[Aim of the exercise] Check each line of the listing below for the string "name", and copy the ones that have it.

[Source data]
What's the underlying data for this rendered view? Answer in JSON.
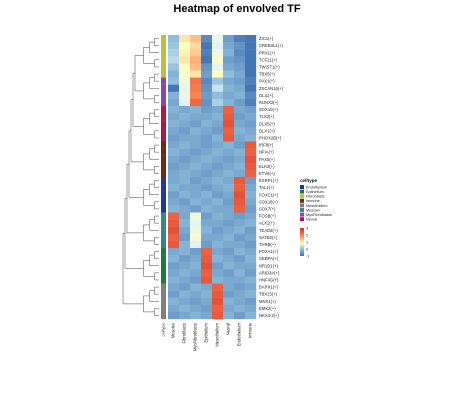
{
  "chart_data": {
    "type": "heatmap",
    "title": "Heatmap of envolved TF",
    "annotation_label": "celltype",
    "columns": [
      "Muscles",
      "Fibroblasts",
      "MyoFibroblasts",
      "Epithelium",
      "Mesothelium",
      "Neural",
      "Endothelium",
      "Immune"
    ],
    "rows": [
      "ZIC1(+)",
      "CREB3L1(+)",
      "PRX1(+)",
      "TCF21(+)",
      "TWIST1(+)",
      "TBX5(+)",
      "PAX1(+)",
      "ZSCAN16(+)",
      "GLI1(+)",
      "RUNX2(+)",
      "SOX10(+)",
      "TLX3(+)",
      "DLX5(+)",
      "DLX1(+)",
      "PHOX2B(+)",
      "IRF8(+)",
      "NFIA(+)",
      "PAX5(+)",
      "ELK3(+)",
      "ETV6(+)",
      "ESRP1(+)",
      "TAL1(+)",
      "FOXC1(+)",
      "SOX18(+)",
      "SOX7(+)",
      "FOSB(+)",
      "ALX1(+)",
      "TEAD3(+)",
      "SATB2(+)",
      "THRB(+)",
      "FOXA1(+)",
      "CEBPA(+)",
      "NR1D1(+)",
      "ARID3A(+)",
      "HNF4G(+)",
      "BARX1(+)",
      "TBX15(+)",
      "MNX1(+)",
      "EMX2(+)",
      "NKX3-2(+)"
    ],
    "row_celltype": [
      "Fibroblasts",
      "Fibroblasts",
      "Fibroblasts",
      "Fibroblasts",
      "Fibroblasts",
      "Fibroblasts",
      "MyoFibroblasts",
      "MyoFibroblasts",
      "MyoFibroblasts",
      "MyoFibroblasts",
      "Neural",
      "Neural",
      "Neural",
      "Neural",
      "Neural",
      "Immune",
      "Immune",
      "Immune",
      "Immune",
      "Immune",
      "Endothelium",
      "Endothelium",
      "Endothelium",
      "Endothelium",
      "Endothelium",
      "Muscles",
      "Muscles",
      "Muscles",
      "Muscles",
      "Muscles",
      "Epithelium",
      "Epithelium",
      "Epithelium",
      "Epithelium",
      "Epithelium",
      "Mesothelium",
      "Mesothelium",
      "Mesothelium",
      "Mesothelium",
      "Mesothelium"
    ],
    "values": [
      [
        -0.3,
        1.2,
        1.5,
        -0.8,
        0.5,
        -0.6,
        -0.9,
        -1.3
      ],
      [
        -0.2,
        1.0,
        1.3,
        -1.1,
        0.3,
        -0.5,
        -0.7,
        -1.2
      ],
      [
        -0.1,
        1.1,
        1.4,
        -0.9,
        0.6,
        -0.4,
        -0.8,
        -1.0
      ],
      [
        0.0,
        1.2,
        1.6,
        -1.2,
        0.8,
        -0.6,
        -0.7,
        -1.1
      ],
      [
        -0.2,
        1.0,
        1.5,
        -0.7,
        0.4,
        -0.5,
        -0.6,
        -1.2
      ],
      [
        -0.4,
        0.9,
        1.2,
        -0.6,
        1.0,
        -0.3,
        -0.5,
        -1.0
      ],
      [
        -0.3,
        0.6,
        2.2,
        -0.8,
        -0.2,
        -0.5,
        -0.6,
        -0.9
      ],
      [
        -1.0,
        0.4,
        2.1,
        -0.7,
        0.1,
        -0.4,
        -0.5,
        -1.2
      ],
      [
        -0.4,
        0.5,
        2.0,
        -0.6,
        -0.3,
        -0.5,
        -0.4,
        -0.8
      ],
      [
        -0.5,
        0.3,
        2.3,
        -0.7,
        -0.1,
        -0.4,
        -0.6,
        -0.9
      ],
      [
        -0.4,
        -0.5,
        -0.4,
        -0.6,
        -0.5,
        2.4,
        -0.5,
        -0.6
      ],
      [
        -0.5,
        -0.4,
        -0.5,
        -0.5,
        -0.4,
        2.5,
        -0.6,
        -0.5
      ],
      [
        -0.4,
        -0.5,
        -0.6,
        -0.4,
        -0.5,
        2.6,
        -0.5,
        -0.6
      ],
      [
        -0.5,
        -0.6,
        -0.4,
        -0.5,
        -0.6,
        2.4,
        -0.4,
        -0.5
      ],
      [
        -0.6,
        -0.5,
        -0.5,
        -0.6,
        -0.4,
        2.5,
        -0.5,
        -0.4
      ],
      [
        -0.5,
        -0.4,
        -0.5,
        -0.6,
        -0.5,
        -0.4,
        -0.6,
        2.5
      ],
      [
        -0.4,
        -0.5,
        -0.6,
        -0.5,
        -0.4,
        -0.5,
        -0.4,
        2.4
      ],
      [
        -0.5,
        -0.6,
        -0.5,
        -0.4,
        -0.5,
        -0.6,
        -0.5,
        2.6
      ],
      [
        -0.6,
        -0.5,
        -0.4,
        -0.5,
        -0.6,
        -0.5,
        -0.4,
        2.5
      ],
      [
        -0.5,
        -0.4,
        -0.5,
        -0.6,
        -0.5,
        -0.4,
        -0.5,
        2.4
      ],
      [
        -0.5,
        -0.4,
        -0.6,
        -0.5,
        -0.4,
        -0.5,
        2.5,
        -0.6
      ],
      [
        -0.4,
        -0.5,
        -0.5,
        -0.6,
        -0.5,
        -0.4,
        2.4,
        -0.5
      ],
      [
        -0.6,
        -0.4,
        -0.5,
        -0.4,
        -0.6,
        -0.5,
        2.6,
        -0.4
      ],
      [
        -0.5,
        -0.6,
        -0.4,
        -0.5,
        -0.4,
        -0.6,
        2.5,
        -0.5
      ],
      [
        -0.4,
        -0.5,
        -0.6,
        -0.4,
        -0.5,
        -0.5,
        2.4,
        -0.6
      ],
      [
        2.4,
        -0.5,
        0.6,
        -0.6,
        -0.4,
        -0.5,
        -0.6,
        -0.5
      ],
      [
        2.5,
        -0.4,
        0.4,
        -0.5,
        -0.5,
        -0.6,
        -0.5,
        -0.4
      ],
      [
        2.6,
        -0.5,
        0.5,
        -0.4,
        -0.6,
        -0.5,
        -0.4,
        -0.6
      ],
      [
        2.4,
        -0.6,
        0.7,
        -0.5,
        -0.5,
        -0.4,
        -0.6,
        -0.5
      ],
      [
        2.5,
        -0.4,
        0.3,
        -0.6,
        -0.4,
        -0.5,
        -0.5,
        -0.6
      ],
      [
        -0.5,
        -0.4,
        -0.6,
        2.4,
        -0.5,
        -0.6,
        -0.4,
        -0.5
      ],
      [
        -0.4,
        -0.6,
        -0.5,
        2.5,
        -0.4,
        -0.5,
        -0.6,
        -0.4
      ],
      [
        -0.6,
        -0.5,
        -0.4,
        2.6,
        -0.6,
        -0.4,
        -0.5,
        -0.5
      ],
      [
        -0.5,
        -0.4,
        -0.5,
        2.4,
        -0.5,
        -0.6,
        -0.4,
        -0.6
      ],
      [
        -0.4,
        -0.5,
        -0.6,
        2.5,
        -0.4,
        -0.5,
        -0.5,
        -0.4
      ],
      [
        -0.5,
        -0.6,
        -0.4,
        -0.5,
        2.4,
        -0.5,
        -0.6,
        -0.5
      ],
      [
        -0.6,
        -0.4,
        -0.5,
        -0.4,
        2.5,
        -0.6,
        -0.5,
        -0.4
      ],
      [
        -0.4,
        -0.5,
        -0.6,
        -0.5,
        2.6,
        -0.4,
        -0.5,
        -0.6
      ],
      [
        -0.5,
        -0.4,
        -0.5,
        -0.6,
        2.4,
        -0.5,
        -0.4,
        -0.5
      ],
      [
        -0.6,
        -0.5,
        -0.4,
        -0.5,
        2.5,
        -0.4,
        -0.6,
        -0.4
      ]
    ],
    "color_scale": {
      "min": -1,
      "max": 3,
      "low": "#4575b4",
      "mid": "#ffffbf",
      "high": "#d73027"
    },
    "color_ticks": [
      "3",
      "2",
      "1",
      "0",
      "-1"
    ],
    "legend": {
      "title": "celltype",
      "entries": [
        {
          "name": "Endothelium",
          "color": "#1f3a93"
        },
        {
          "name": "Epithelium",
          "color": "#1e7b3c"
        },
        {
          "name": "Fibroblasts",
          "color": "#b8c23a"
        },
        {
          "name": "Immune",
          "color": "#6b2d0d"
        },
        {
          "name": "Mesothelium",
          "color": "#7f7f7f"
        },
        {
          "name": "Muscles",
          "color": "#2e8b8b"
        },
        {
          "name": "MyoFibroblasts",
          "color": "#8e44ad"
        },
        {
          "name": "Neural",
          "color": "#b0164a"
        }
      ]
    },
    "column_celltype_colors": {
      "Muscles": "#2e8b8b",
      "Fibroblasts": "#b8c23a",
      "MyoFibroblasts": "#8e44ad",
      "Epithelium": "#1e7b3c",
      "Mesothelium": "#7f7f7f",
      "Neural": "#b0164a",
      "Endothelium": "#1f3a93",
      "Immune": "#6b2d0d"
    }
  }
}
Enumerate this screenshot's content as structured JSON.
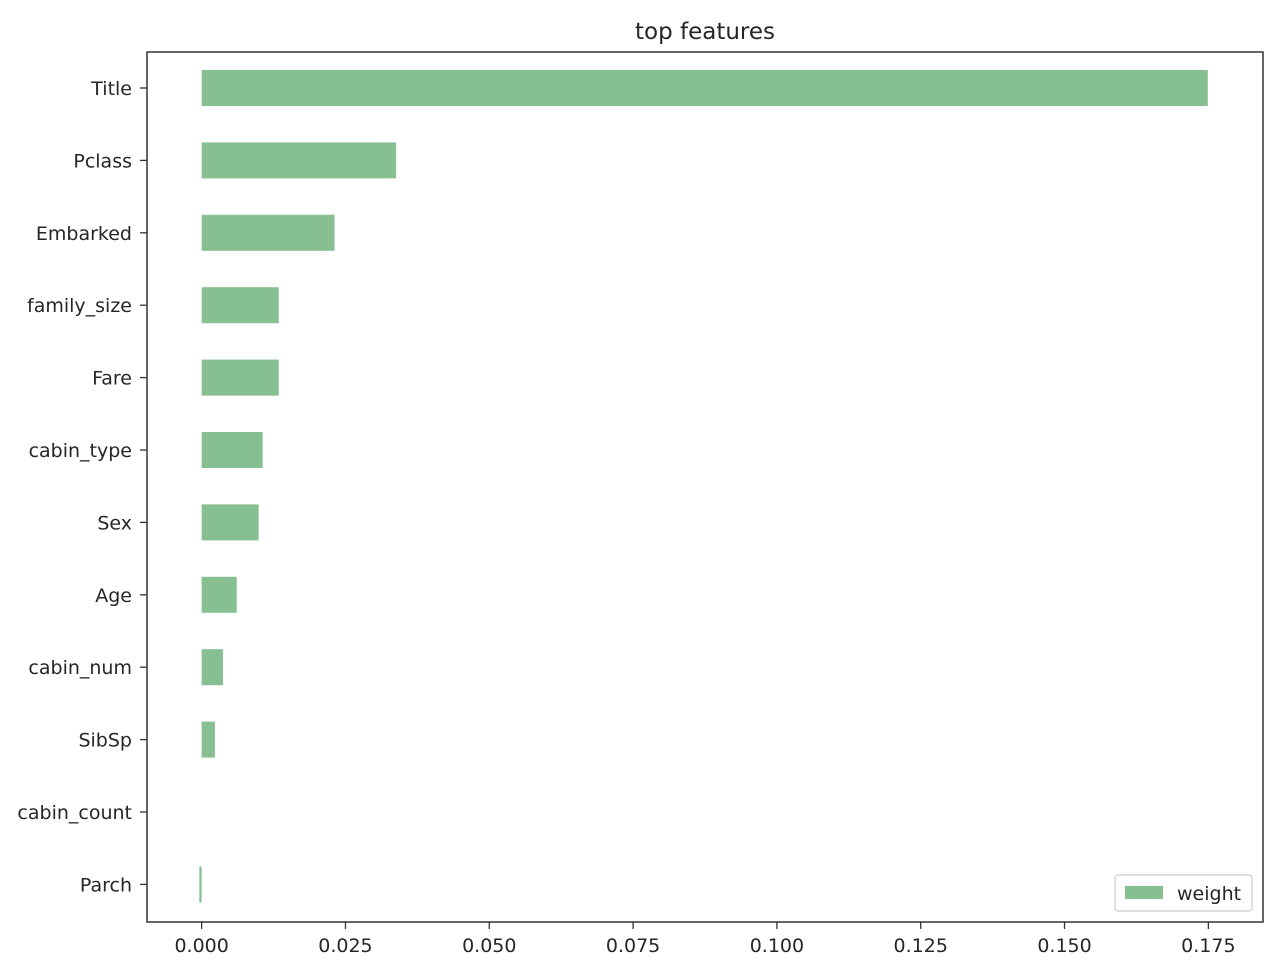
{
  "chart_data": {
    "type": "bar",
    "orientation": "horizontal",
    "title": "top features",
    "xlabel": "",
    "ylabel": "",
    "categories": [
      "Title",
      "Pclass",
      "Embarked",
      "family_size",
      "Fare",
      "cabin_type",
      "Sex",
      "Age",
      "cabin_num",
      "SibSp",
      "cabin_count",
      "Parch"
    ],
    "series": [
      {
        "name": "weight",
        "color": "#86bf91",
        "values": [
          0.1749,
          0.0338,
          0.0231,
          0.0134,
          0.0134,
          0.0106,
          0.0099,
          0.0061,
          0.0037,
          0.0023,
          0.0,
          -0.0004
        ]
      }
    ],
    "xlim": [
      -0.0095,
      0.1845
    ],
    "xticks": [
      0.0,
      0.025,
      0.05,
      0.075,
      0.1,
      0.125,
      0.15,
      0.175
    ],
    "xtick_labels": [
      "0.000",
      "0.025",
      "0.050",
      "0.075",
      "0.100",
      "0.125",
      "0.150",
      "0.175"
    ],
    "grid": false,
    "legend_position": "lower-right"
  }
}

[Response]
          "name": "Endothelium",
          "name": "Epithelium",
          "name": "Fibroblasts",
          "name": "Immune",
          "name": "Mesothelium",
          "name": "Muscles",
          "name": "MyoFibroblasts",
          "name": "Neural",
        "name": "weight",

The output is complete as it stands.